[Collected data]
>> START

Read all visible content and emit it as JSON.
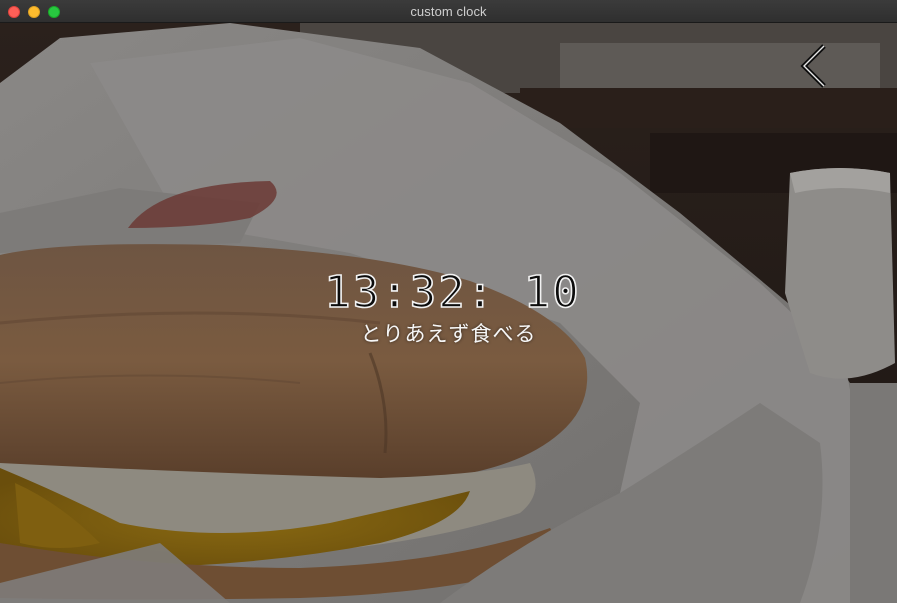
{
  "window": {
    "title": "custom clock"
  },
  "clock": {
    "time": "13:32: 10",
    "caption": "とりあえず食べる"
  },
  "background": {
    "description_icon": "photo-background"
  },
  "colors": {
    "close": "#fe5f57",
    "minimize": "#febc2e",
    "zoom": "#28c840",
    "clock_stroke": "#f2f2f2"
  }
}
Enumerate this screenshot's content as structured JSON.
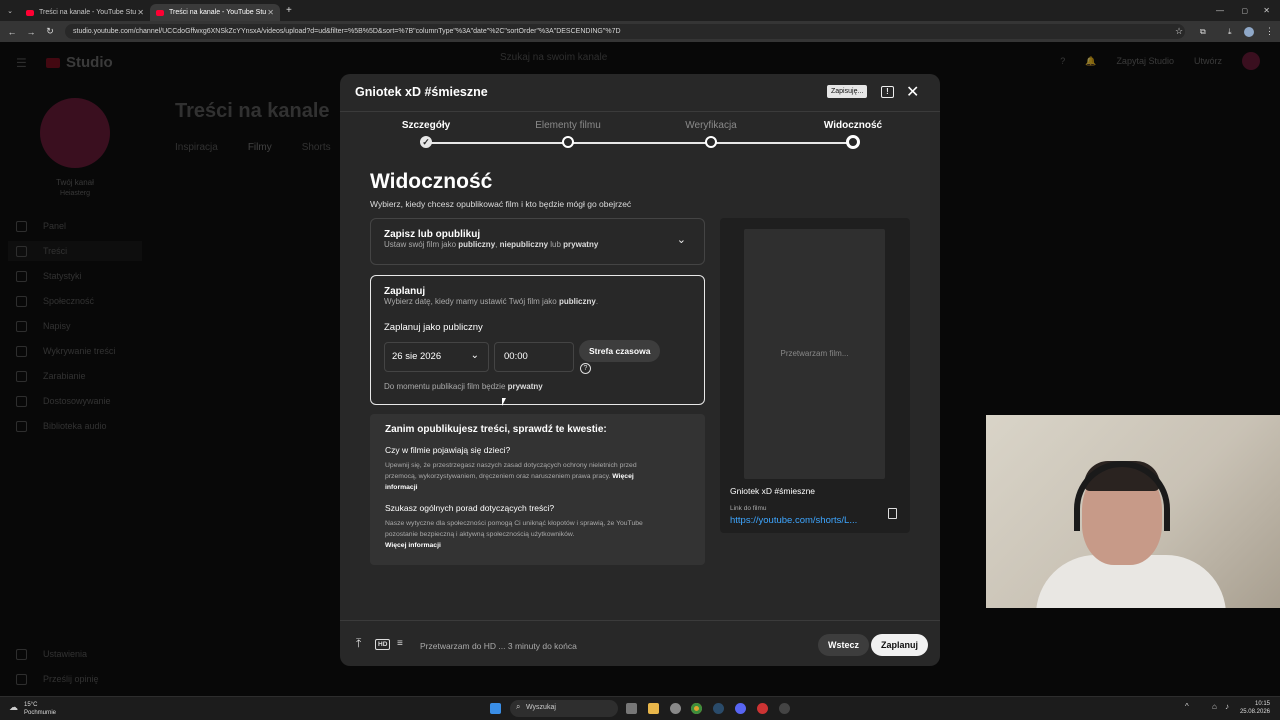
{
  "browser": {
    "tabs": [
      {
        "title": "Treści na kanale - YouTube Stu"
      },
      {
        "title": "Treści na kanale - YouTube Stu"
      }
    ],
    "url": "studio.youtube.com/channel/UCCdoGffwxg6XNSkZcYYnsxA/videos/upload?d=ud&filter=%5B%5D&sort=%7B\"columnType\"%3A\"date\"%2C\"sortOrder\"%3A\"DESCENDING\"%7D"
  },
  "studio": {
    "logo": "Studio",
    "search_placeholder": "Szukaj na swoim kanale",
    "create_label": "Zapytaj Studio",
    "upload_label": "Utwórz",
    "channel_label": "Twój kanał",
    "channel_name": "Heiasterg",
    "page_title": "Treści na kanale",
    "content_tabs": [
      "Inspiracja",
      "Filmy",
      "Shorts"
    ],
    "nav": [
      "Panel",
      "Treści",
      "Statystyki",
      "Społeczność",
      "Napisy",
      "Wykrywanie treści",
      "Zarabianie",
      "Dostosowywanie",
      "Biblioteka audio"
    ],
    "nav_bottom": [
      "Ustawienia",
      "Prześlij opinię"
    ]
  },
  "modal": {
    "title": "Gniotek xD #śmieszne",
    "saving": "Zapisuję...",
    "steps": [
      "Szczegóły",
      "Elementy filmu",
      "Weryfikacja",
      "Widoczność"
    ],
    "heading": "Widoczność",
    "subheading": "Wybierz, kiedy chcesz opublikować film i kto będzie mógł go obejrzeć",
    "save_publish": {
      "title": "Zapisz lub opublikuj",
      "desc_a": "Ustaw swój film jako ",
      "public": "publiczny",
      "sep1": ", ",
      "unlisted": "niepubliczny",
      "sep2": " lub ",
      "private": "prywatny"
    },
    "schedule": {
      "title": "Zaplanuj",
      "desc_a": "Wybierz datę, kiedy mamy ustawić Twój film jako ",
      "public": "publiczny",
      "desc_end": ".",
      "label": "Zaplanuj jako publiczny",
      "date": "26 sie 2026",
      "time": "00:00",
      "timezone": "Strefa czasowa",
      "note_a": "Do momentu publikacji film będzie ",
      "note_b": "prywatny"
    },
    "checks": {
      "title": "Zanim opublikujesz treści, sprawdź te kwestie:",
      "q1": "Czy w filmie pojawiają się dzieci?",
      "p1": "Upewnij się, że przestrzegasz naszych zasad dotyczących ochrony nieletnich przed przemocą, wykorzystywaniem, dręczeniem oraz naruszeniem prawa pracy. ",
      "more1": "Więcej informacji",
      "q2": "Szukasz ogólnych porad dotyczących treści?",
      "p2": "Nasze wytyczne dla społeczności pomogą Ci uniknąć kłopotów i sprawią, że YouTube pozostanie bezpieczną i aktywną społecznością użytkowników.",
      "more2": "Więcej informacji"
    },
    "preview": {
      "processing": "Przetwarzam film...",
      "video_title": "Gniotek xD #śmieszne",
      "link_label": "Link do filmu",
      "link": "https://youtube.com/shorts/L..."
    },
    "footer": {
      "hd": "HD",
      "status": "Przetwarzam do HD ... 3 minuty do końca",
      "back": "Wstecz",
      "schedule": "Zaplanuj"
    }
  },
  "taskbar": {
    "temp": "15°C",
    "weather": "Pochmurnie",
    "search": "Wyszukaj",
    "time": "10:15",
    "date": "25.08.2026"
  }
}
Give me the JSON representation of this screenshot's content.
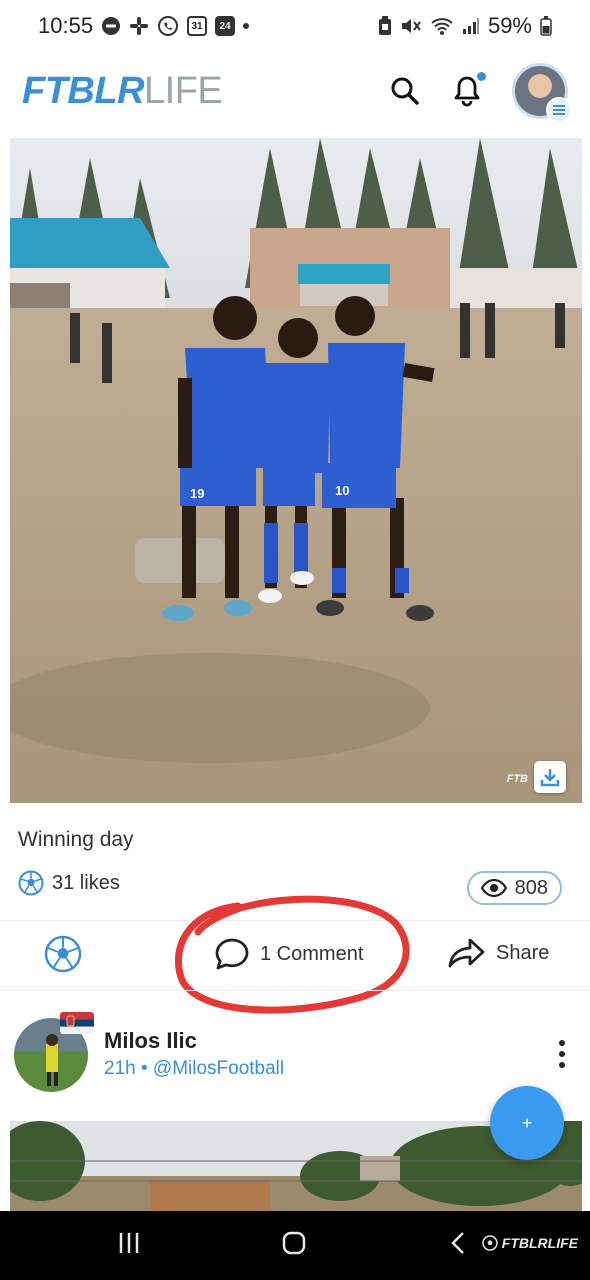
{
  "status_bar": {
    "time": "10:55",
    "calendar_day": "31",
    "calendar_day2": "24",
    "battery": "59%"
  },
  "header": {
    "logo_bold": "FTBLR",
    "logo_light": "LIFE"
  },
  "post": {
    "watermark": "FTB",
    "caption": "Winning day",
    "likes": "31 likes",
    "views": "808"
  },
  "actions": {
    "comment": "1 Comment",
    "share": "Share"
  },
  "next_post": {
    "author": "Milos Ilic",
    "meta": "21h • @MilosFootball"
  },
  "fab": {
    "label": "+"
  },
  "nav": {
    "watermark": "FTBLRLIFE"
  },
  "colors": {
    "accent": "#3a8fd8",
    "annotation": "#e53935"
  }
}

>> END

Set exercise - Copy the material exactly. Do not include the pictures.

Task solution -
Read all visible content and emit it as JSON.
{
  "window": {
    "title": "custom clock"
  },
  "clock": {
    "time": "13:32: 10",
    "caption": "とりあえず食べる"
  },
  "background": {
    "description_icon": "photo-background"
  },
  "colors": {
    "close": "#fe5f57",
    "minimize": "#febc2e",
    "zoom": "#28c840",
    "clock_stroke": "#f2f2f2"
  }
}
Enumerate this screenshot's content as structured JSON.
{
  "browser": {
    "tabs": [
      {
        "title": "Treści na kanale - YouTube Stu"
      },
      {
        "title": "Treści na kanale - YouTube Stu"
      }
    ],
    "url": "studio.youtube.com/channel/UCCdoGffwxg6XNSkZcYYnsxA/videos/upload?d=ud&filter=%5B%5D&sort=%7B\"columnType\"%3A\"date\"%2C\"sortOrder\"%3A\"DESCENDING\"%7D"
  },
  "studio": {
    "logo": "Studio",
    "search_placeholder": "Szukaj na swoim kanale",
    "create_label": "Zapytaj Studio",
    "upload_label": "Utwórz",
    "channel_label": "Twój kanał",
    "channel_name": "Heiasterg",
    "page_title": "Treści na kanale",
    "content_tabs": [
      "Inspiracja",
      "Filmy",
      "Shorts"
    ],
    "nav": [
      "Panel",
      "Treści",
      "Statystyki",
      "Społeczność",
      "Napisy",
      "Wykrywanie treści",
      "Zarabianie",
      "Dostosowywanie",
      "Biblioteka audio"
    ],
    "nav_bottom": [
      "Ustawienia",
      "Prześlij opinię"
    ]
  },
  "modal": {
    "title": "Gniotek xD #śmieszne",
    "saving": "Zapisuję...",
    "steps": [
      "Szczegóły",
      "Elementy filmu",
      "Weryfikacja",
      "Widoczność"
    ],
    "heading": "Widoczność",
    "subheading": "Wybierz, kiedy chcesz opublikować film i kto będzie mógł go obejrzeć",
    "save_publish": {
      "title": "Zapisz lub opublikuj",
      "desc_a": "Ustaw swój film jako ",
      "public": "publiczny",
      "sep1": ", ",
      "unlisted": "niepubliczny",
      "sep2": " lub ",
      "private": "prywatny"
    },
    "schedule": {
      "title": "Zaplanuj",
      "desc_a": "Wybierz datę, kiedy mamy ustawić Twój film jako ",
      "public": "publiczny",
      "desc_end": ".",
      "label": "Zaplanuj jako publiczny",
      "date": "26 sie 2026",
      "time": "00:00",
      "timezone": "Strefa czasowa",
      "note_a": "Do momentu publikacji film będzie ",
      "note_b": "prywatny"
    },
    "checks": {
      "title": "Zanim opublikujesz treści, sprawdź te kwestie:",
      "q1": "Czy w filmie pojawiają się dzieci?",
      "p1": "Upewnij się, że przestrzegasz naszych zasad dotyczących ochrony nieletnich przed przemocą, wykorzystywaniem, dręczeniem oraz naruszeniem prawa pracy. ",
      "more1": "Więcej informacji",
      "q2": "Szukasz ogólnych porad dotyczących treści?",
      "p2": "Nasze wytyczne dla społeczności pomogą Ci uniknąć kłopotów i sprawią, że YouTube pozostanie bezpieczną i aktywną społecznością użytkowników.",
      "more2": "Więcej informacji"
    },
    "preview": {
      "processing": "Przetwarzam film...",
      "video_title": "Gniotek xD #śmieszne",
      "link_label": "Link do filmu",
      "link": "https://youtube.com/shorts/L..."
    },
    "footer": {
      "hd": "HD",
      "status": "Przetwarzam do HD ... 3 minuty do końca",
      "back": "Wstecz",
      "schedule": "Zaplanuj"
    }
  },
  "taskbar": {
    "temp": "15°C",
    "weather": "Pochmurnie",
    "search": "Wyszukaj",
    "time": "10:15",
    "date": "25.08.2026"
  }
}
Give me the JSON representation of this screenshot's content.
{
  "status_bar": {
    "time": "10:55",
    "calendar_day": "31",
    "calendar_day2": "24",
    "battery": "59%"
  },
  "header": {
    "logo_bold": "FTBLR",
    "logo_light": "LIFE"
  },
  "post": {
    "watermark": "FTB",
    "caption": "Winning day",
    "likes": "31 likes",
    "views": "808"
  },
  "actions": {
    "comment": "1 Comment",
    "share": "Share"
  },
  "next_post": {
    "author": "Milos Ilic",
    "meta": "21h • @MilosFootball"
  },
  "fab": {
    "label": "+"
  },
  "nav": {
    "watermark": "FTBLRLIFE"
  },
  "colors": {
    "accent": "#3a8fd8",
    "annotation": "#e53935"
  }
}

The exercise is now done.